* [What is expected] Print, exactly and completely, every entry in the data.

* [Exercise material]
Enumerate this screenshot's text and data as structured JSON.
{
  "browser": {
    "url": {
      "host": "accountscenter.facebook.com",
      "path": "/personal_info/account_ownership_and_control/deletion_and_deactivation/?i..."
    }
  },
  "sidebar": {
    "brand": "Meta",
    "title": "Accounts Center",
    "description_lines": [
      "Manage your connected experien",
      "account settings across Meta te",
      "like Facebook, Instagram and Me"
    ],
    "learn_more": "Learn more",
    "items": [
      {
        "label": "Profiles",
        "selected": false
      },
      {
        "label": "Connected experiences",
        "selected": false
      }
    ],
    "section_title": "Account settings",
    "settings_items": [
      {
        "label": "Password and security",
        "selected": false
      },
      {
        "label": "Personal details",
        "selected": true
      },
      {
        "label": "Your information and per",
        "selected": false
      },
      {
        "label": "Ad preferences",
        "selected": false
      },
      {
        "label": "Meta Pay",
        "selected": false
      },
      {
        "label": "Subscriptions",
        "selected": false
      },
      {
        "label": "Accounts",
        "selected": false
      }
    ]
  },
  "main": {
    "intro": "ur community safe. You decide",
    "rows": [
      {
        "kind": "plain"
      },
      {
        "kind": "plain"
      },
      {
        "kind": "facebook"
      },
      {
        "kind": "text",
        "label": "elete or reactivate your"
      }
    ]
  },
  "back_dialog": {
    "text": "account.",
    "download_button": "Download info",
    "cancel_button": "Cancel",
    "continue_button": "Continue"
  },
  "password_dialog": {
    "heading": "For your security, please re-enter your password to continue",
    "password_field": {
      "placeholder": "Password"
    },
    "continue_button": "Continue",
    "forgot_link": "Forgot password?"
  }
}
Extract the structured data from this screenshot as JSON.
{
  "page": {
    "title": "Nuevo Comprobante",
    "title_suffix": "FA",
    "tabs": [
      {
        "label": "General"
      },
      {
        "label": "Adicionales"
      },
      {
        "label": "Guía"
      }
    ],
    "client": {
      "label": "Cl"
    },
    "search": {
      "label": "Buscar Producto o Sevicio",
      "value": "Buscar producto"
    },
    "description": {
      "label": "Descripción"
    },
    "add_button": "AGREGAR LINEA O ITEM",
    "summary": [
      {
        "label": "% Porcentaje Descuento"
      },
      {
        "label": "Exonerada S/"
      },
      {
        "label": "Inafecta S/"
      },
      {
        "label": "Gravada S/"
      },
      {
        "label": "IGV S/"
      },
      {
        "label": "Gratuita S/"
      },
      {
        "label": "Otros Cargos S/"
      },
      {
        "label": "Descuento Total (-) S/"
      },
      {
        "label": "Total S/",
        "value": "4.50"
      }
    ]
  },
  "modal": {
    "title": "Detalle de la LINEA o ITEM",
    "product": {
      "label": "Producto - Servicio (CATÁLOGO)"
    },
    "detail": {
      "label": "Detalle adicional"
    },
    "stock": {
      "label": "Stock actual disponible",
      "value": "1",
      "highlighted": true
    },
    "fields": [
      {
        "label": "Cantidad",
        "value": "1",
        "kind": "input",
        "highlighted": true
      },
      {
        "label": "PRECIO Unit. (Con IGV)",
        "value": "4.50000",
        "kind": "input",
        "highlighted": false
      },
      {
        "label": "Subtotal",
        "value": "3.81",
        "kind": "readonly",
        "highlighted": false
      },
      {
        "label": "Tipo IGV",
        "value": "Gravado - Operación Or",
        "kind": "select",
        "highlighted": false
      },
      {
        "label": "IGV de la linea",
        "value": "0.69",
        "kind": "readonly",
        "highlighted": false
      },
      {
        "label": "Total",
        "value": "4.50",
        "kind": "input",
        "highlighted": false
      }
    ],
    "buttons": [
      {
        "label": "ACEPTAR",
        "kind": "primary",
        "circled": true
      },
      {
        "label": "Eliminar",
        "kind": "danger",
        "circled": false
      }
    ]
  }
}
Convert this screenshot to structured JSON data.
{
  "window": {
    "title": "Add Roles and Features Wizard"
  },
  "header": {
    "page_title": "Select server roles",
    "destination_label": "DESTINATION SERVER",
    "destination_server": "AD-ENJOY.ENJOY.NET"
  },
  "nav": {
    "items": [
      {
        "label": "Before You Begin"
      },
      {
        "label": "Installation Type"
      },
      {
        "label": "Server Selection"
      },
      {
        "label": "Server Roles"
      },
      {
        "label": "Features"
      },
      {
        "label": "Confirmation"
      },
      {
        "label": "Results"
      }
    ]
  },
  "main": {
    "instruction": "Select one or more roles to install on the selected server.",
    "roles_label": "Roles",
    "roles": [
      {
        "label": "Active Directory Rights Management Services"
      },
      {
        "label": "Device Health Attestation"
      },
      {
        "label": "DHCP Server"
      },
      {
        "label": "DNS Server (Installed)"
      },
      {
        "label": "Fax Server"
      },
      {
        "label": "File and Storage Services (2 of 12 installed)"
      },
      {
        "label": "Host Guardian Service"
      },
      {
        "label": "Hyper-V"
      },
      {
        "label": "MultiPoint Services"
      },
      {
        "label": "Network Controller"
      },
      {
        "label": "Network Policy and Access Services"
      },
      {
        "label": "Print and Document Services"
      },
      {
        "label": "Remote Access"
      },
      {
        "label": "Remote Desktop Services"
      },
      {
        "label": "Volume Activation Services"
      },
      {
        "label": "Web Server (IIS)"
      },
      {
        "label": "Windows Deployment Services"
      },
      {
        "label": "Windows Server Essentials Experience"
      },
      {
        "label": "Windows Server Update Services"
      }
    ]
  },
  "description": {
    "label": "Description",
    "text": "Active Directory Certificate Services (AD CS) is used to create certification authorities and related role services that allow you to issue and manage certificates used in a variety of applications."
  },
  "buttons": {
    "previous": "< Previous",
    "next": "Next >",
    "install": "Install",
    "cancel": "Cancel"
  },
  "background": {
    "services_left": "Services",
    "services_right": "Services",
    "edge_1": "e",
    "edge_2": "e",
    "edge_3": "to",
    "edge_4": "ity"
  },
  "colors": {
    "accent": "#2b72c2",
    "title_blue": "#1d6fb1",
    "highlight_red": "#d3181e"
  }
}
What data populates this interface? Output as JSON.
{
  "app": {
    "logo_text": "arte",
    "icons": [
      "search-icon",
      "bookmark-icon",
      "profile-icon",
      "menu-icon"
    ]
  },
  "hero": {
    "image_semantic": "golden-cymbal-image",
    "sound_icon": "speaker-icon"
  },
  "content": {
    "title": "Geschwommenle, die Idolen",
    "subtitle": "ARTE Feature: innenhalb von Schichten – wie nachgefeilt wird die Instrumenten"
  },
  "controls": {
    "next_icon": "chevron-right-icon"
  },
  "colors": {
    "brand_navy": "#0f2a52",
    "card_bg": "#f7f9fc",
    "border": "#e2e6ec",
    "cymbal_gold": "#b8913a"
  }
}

* [Answer]
Enumerate this screenshot's text and data as structured JSON.
{
  "browser": {
    "url": {
      "host": "accountscenter.facebook.com",
      "path": "/personal_info/account_ownership_and_control/deletion_and_deactivation/?i..."
    }
  },
  "sidebar": {
    "brand": "Meta",
    "title": "Accounts Center",
    "description_lines": [
      "Manage your connected experien",
      "account settings across Meta te",
      "like Facebook, Instagram and Me"
    ],
    "learn_more": "Learn more",
    "items": [
      {
        "label": "Profiles",
        "selected": false
      },
      {
        "label": "Connected experiences",
        "selected": false
      }
    ],
    "section_title": "Account settings",
    "settings_items": [
      {
        "label": "Password and security",
        "selected": false
      },
      {
        "label": "Personal details",
        "selected": true
      },
      {
        "label": "Your information and per",
        "selected": false
      },
      {
        "label": "Ad preferences",
        "selected": false
      },
      {
        "label": "Meta Pay",
        "selected": false
      },
      {
        "label": "Subscriptions",
        "selected": false
      },
      {
        "label": "Accounts",
        "selected": false
      }
    ]
  },
  "main": {
    "intro": "ur community safe. You decide",
    "rows": [
      {
        "kind": "plain"
      },
      {
        "kind": "plain"
      },
      {
        "kind": "facebook"
      },
      {
        "kind": "text",
        "label": "elete or reactivate your"
      }
    ]
  },
  "back_dialog": {
    "text": "account.",
    "download_button": "Download info",
    "cancel_button": "Cancel",
    "continue_button": "Continue"
  },
  "password_dialog": {
    "heading": "For your security, please re-enter your password to continue",
    "password_field": {
      "placeholder": "Password"
    },
    "continue_button": "Continue",
    "forgot_link": "Forgot password?"
  }
}
Extract the structured data from this screenshot as JSON.
{
  "page": {
    "title": "Nuevo Comprobante",
    "title_suffix": "FA",
    "tabs": [
      {
        "label": "General"
      },
      {
        "label": "Adicionales"
      },
      {
        "label": "Guía"
      }
    ],
    "client": {
      "label": "Cl"
    },
    "search": {
      "label": "Buscar Producto o Sevicio",
      "value": "Buscar producto"
    },
    "description": {
      "label": "Descripción"
    },
    "add_button": "AGREGAR LINEA O ITEM",
    "summary": [
      {
        "label": "% Porcentaje Descuento"
      },
      {
        "label": "Exonerada S/"
      },
      {
        "label": "Inafecta S/"
      },
      {
        "label": "Gravada S/"
      },
      {
        "label": "IGV S/"
      },
      {
        "label": "Gratuita S/"
      },
      {
        "label": "Otros Cargos S/"
      },
      {
        "label": "Descuento Total (-) S/"
      },
      {
        "label": "Total S/",
        "value": "4.50"
      }
    ]
  },
  "modal": {
    "title": "Detalle de la LINEA o ITEM",
    "product": {
      "label": "Producto - Servicio (CATÁLOGO)"
    },
    "detail": {
      "label": "Detalle adicional"
    },
    "stock": {
      "label": "Stock actual disponible",
      "value": "1",
      "highlighted": true
    },
    "fields": [
      {
        "label": "Cantidad",
        "value": "1",
        "kind": "input",
        "highlighted": true
      },
      {
        "label": "PRECIO Unit. (Con IGV)",
        "value": "4.50000",
        "kind": "input",
        "highlighted": false
      },
      {
        "label": "Subtotal",
        "value": "3.81",
        "kind": "readonly",
        "highlighted": false
      },
      {
        "label": "Tipo IGV",
        "value": "Gravado - Operación Or",
        "kind": "select",
        "highlighted": false
      },
      {
        "label": "IGV de la linea",
        "value": "0.69",
        "kind": "readonly",
        "highlighted": false
      },
      {
        "label": "Total",
        "value": "4.50",
        "kind": "input",
        "highlighted": false
      }
    ],
    "buttons": [
      {
        "label": "ACEPTAR",
        "kind": "primary",
        "circled": true
      },
      {
        "label": "Eliminar",
        "kind": "danger",
        "circled": false
      }
    ]
  }
}
Convert this screenshot to structured JSON data.
{
  "window": {
    "title": "Add Roles and Features Wizard"
  },
  "header": {
    "page_title": "Select server roles",
    "destination_label": "DESTINATION SERVER",
    "destination_server": "AD-ENJOY.ENJOY.NET"
  },
  "nav": {
    "items": [
      {
        "label": "Before You Begin"
      },
      {
        "label": "Installation Type"
      },
      {
        "label": "Server Selection"
      },
      {
        "label": "Server Roles"
      },
      {
        "label": "Features"
      },
      {
        "label": "Confirmation"
      },
      {
        "label": "Results"
      }
    ]
  },
  "main": {
    "instruction": "Select one or more roles to install on the selected server.",
    "roles_label": "Roles",
    "roles": [
      {
        "label": "Active Directory Rights Management Services"
      },
      {
        "label": "Device Health Attestation"
      },
      {
        "label": "DHCP Server"
      },
      {
        "label": "DNS Server (Installed)"
      },
      {
        "label": "Fax Server"
      },
      {
        "label": "File and Storage Services (2 of 12 installed)"
      },
      {
        "label": "Host Guardian Service"
      },
      {
        "label": "Hyper-V"
      },
      {
        "label": "MultiPoint Services"
      },
      {
        "label": "Network Controller"
      },
      {
        "label": "Network Policy and Access Services"
      },
      {
        "label": "Print and Document Services"
      },
      {
        "label": "Remote Access"
      },
      {
        "label": "Remote Desktop Services"
      },
      {
        "label": "Volume Activation Services"
      },
      {
        "label": "Web Server (IIS)"
      },
      {
        "label": "Windows Deployment Services"
      },
      {
        "label": "Windows Server Essentials Experience"
      },
      {
        "label": "Windows Server Update Services"
      }
    ]
  },
  "description": {
    "label": "Description",
    "text": "Active Directory Certificate Services (AD CS) is used to create certification authorities and related role services that allow you to issue and manage certificates used in a variety of applications."
  },
  "buttons": {
    "previous": "< Previous",
    "next": "Next >",
    "install": "Install",
    "cancel": "Cancel"
  },
  "background": {
    "services_left": "Services",
    "services_right": "Services",
    "edge_1": "e",
    "edge_2": "e",
    "edge_3": "to",
    "edge_4": "ity"
  },
  "colors": {
    "accent": "#2b72c2",
    "title_blue": "#1d6fb1",
    "highlight_red": "#d3181e"
  }
}
What data populates this interface? Output as JSON.
{
  "app": {
    "logo_text": "arte",
    "icons": [
      "search-icon",
      "bookmark-icon",
      "profile-icon",
      "menu-icon"
    ]
  },
  "hero": {
    "image_semantic": "golden-cymbal-image",
    "sound_icon": "speaker-icon"
  },
  "content": {
    "title": "Geschwommenle, die Idolen",
    "subtitle": "ARTE Feature: innenhalb von Schichten – wie nachgefeilt wird die Instrumenten"
  },
  "controls": {
    "next_icon": "chevron-right-icon"
  },
  "colors": {
    "brand_navy": "#0f2a52",
    "card_bg": "#f7f9fc",
    "border": "#e2e6ec",
    "cymbal_gold": "#b8913a"
  }
}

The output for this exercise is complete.